## What the task asks
Collect each line of the entries that holds the string "habet".

## Data for this task
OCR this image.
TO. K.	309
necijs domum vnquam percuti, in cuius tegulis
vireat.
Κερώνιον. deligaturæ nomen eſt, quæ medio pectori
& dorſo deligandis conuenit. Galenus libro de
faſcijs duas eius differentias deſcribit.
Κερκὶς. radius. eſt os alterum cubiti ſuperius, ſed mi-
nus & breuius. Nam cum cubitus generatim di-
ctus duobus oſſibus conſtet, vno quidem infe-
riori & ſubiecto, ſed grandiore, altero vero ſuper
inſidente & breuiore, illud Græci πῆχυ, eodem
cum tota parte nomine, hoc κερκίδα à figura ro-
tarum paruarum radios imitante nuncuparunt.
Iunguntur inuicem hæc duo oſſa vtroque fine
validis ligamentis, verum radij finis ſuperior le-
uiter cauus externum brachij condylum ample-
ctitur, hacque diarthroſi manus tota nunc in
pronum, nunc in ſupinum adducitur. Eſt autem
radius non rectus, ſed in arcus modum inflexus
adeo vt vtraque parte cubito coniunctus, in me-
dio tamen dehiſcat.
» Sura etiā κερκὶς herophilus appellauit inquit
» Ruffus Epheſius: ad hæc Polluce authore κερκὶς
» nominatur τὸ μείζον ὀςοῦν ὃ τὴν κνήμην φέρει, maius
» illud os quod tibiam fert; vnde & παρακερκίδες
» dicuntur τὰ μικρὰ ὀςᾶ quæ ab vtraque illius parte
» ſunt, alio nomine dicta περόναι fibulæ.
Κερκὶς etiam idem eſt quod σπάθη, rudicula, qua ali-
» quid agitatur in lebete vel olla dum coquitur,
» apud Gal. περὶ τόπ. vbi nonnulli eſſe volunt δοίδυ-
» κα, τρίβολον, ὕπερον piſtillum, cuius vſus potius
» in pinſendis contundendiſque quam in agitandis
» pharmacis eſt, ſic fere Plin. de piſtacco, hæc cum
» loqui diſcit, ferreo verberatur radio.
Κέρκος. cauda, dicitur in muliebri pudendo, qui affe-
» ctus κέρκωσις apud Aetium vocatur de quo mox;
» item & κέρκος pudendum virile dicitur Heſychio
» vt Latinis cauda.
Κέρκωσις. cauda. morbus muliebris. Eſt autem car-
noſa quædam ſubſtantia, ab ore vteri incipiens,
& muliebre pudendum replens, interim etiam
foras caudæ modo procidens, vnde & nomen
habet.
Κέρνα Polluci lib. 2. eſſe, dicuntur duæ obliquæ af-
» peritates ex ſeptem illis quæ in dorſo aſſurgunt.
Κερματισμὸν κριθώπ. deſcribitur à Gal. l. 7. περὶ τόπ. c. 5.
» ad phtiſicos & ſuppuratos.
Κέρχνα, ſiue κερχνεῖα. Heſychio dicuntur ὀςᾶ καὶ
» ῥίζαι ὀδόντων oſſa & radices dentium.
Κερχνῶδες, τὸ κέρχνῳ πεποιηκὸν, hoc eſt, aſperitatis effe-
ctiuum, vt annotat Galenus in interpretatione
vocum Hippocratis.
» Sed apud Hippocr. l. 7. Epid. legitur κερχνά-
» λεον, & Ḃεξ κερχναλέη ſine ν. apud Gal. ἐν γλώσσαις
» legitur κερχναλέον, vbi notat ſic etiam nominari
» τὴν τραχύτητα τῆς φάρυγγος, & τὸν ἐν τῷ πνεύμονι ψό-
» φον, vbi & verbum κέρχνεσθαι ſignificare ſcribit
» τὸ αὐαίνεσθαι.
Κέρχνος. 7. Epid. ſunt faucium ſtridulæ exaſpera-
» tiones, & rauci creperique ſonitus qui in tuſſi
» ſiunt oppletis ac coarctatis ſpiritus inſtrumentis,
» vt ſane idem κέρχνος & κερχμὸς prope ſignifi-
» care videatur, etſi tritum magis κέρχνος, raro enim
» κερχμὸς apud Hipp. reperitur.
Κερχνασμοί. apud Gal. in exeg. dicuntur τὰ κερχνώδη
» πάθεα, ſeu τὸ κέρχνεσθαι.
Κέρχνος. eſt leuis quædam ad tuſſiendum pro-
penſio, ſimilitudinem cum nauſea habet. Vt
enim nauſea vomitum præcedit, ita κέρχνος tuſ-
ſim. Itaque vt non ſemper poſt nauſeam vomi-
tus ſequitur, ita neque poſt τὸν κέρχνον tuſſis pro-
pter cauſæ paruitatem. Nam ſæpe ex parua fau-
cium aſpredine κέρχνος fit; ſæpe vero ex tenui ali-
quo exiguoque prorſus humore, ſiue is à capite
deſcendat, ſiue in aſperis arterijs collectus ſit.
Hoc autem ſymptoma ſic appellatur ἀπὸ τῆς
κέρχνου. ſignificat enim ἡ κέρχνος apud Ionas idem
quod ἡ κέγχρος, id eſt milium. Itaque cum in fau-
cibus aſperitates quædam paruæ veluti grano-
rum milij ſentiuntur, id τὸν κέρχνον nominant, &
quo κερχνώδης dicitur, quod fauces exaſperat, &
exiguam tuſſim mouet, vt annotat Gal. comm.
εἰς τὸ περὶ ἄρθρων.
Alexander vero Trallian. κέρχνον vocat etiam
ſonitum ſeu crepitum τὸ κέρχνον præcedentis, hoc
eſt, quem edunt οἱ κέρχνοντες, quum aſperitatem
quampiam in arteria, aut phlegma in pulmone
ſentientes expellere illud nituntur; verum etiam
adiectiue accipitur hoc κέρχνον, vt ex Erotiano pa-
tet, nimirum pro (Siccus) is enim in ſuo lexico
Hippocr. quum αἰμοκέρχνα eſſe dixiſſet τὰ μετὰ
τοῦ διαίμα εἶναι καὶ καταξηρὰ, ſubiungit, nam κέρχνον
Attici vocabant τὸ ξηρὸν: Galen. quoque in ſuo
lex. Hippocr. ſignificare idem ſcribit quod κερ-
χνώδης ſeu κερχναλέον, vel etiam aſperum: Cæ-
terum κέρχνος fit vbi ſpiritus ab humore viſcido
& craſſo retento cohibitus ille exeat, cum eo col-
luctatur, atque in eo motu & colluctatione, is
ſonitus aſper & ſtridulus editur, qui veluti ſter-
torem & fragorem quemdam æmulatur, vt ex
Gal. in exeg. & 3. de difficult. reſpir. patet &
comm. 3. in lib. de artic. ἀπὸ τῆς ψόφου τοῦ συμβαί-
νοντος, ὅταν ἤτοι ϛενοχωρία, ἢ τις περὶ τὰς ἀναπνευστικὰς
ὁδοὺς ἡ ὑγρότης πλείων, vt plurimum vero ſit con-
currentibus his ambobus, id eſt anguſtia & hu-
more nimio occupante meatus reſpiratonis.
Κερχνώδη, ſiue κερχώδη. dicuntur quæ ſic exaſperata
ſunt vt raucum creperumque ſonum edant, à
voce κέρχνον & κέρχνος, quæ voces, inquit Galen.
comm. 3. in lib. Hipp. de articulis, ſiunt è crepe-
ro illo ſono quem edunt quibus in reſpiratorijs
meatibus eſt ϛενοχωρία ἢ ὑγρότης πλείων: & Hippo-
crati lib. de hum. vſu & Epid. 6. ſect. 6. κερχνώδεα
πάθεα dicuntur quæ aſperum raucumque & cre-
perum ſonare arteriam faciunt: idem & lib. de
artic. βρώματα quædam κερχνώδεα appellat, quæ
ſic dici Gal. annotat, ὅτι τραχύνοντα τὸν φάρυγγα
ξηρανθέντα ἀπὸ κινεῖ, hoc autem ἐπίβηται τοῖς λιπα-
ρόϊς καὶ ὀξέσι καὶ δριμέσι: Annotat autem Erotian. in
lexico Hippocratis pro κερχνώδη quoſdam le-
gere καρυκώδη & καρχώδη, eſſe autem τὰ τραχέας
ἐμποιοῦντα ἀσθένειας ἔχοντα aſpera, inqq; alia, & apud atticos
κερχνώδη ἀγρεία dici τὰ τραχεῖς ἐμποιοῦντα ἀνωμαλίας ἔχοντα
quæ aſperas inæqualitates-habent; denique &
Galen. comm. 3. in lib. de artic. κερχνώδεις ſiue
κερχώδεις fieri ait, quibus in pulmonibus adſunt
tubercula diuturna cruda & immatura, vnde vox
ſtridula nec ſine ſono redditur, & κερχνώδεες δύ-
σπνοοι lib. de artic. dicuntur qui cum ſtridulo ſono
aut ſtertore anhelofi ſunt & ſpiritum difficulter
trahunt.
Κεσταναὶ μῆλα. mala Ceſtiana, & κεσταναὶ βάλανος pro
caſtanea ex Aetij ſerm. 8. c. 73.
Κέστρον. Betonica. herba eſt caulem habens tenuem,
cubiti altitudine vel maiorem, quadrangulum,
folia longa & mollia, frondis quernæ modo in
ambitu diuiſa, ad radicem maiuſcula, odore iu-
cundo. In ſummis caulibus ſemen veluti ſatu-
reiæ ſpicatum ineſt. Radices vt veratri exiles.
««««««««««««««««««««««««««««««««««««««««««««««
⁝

## Final result
habet.
penſio, ſimilitudinem cum nauſea habet. Vt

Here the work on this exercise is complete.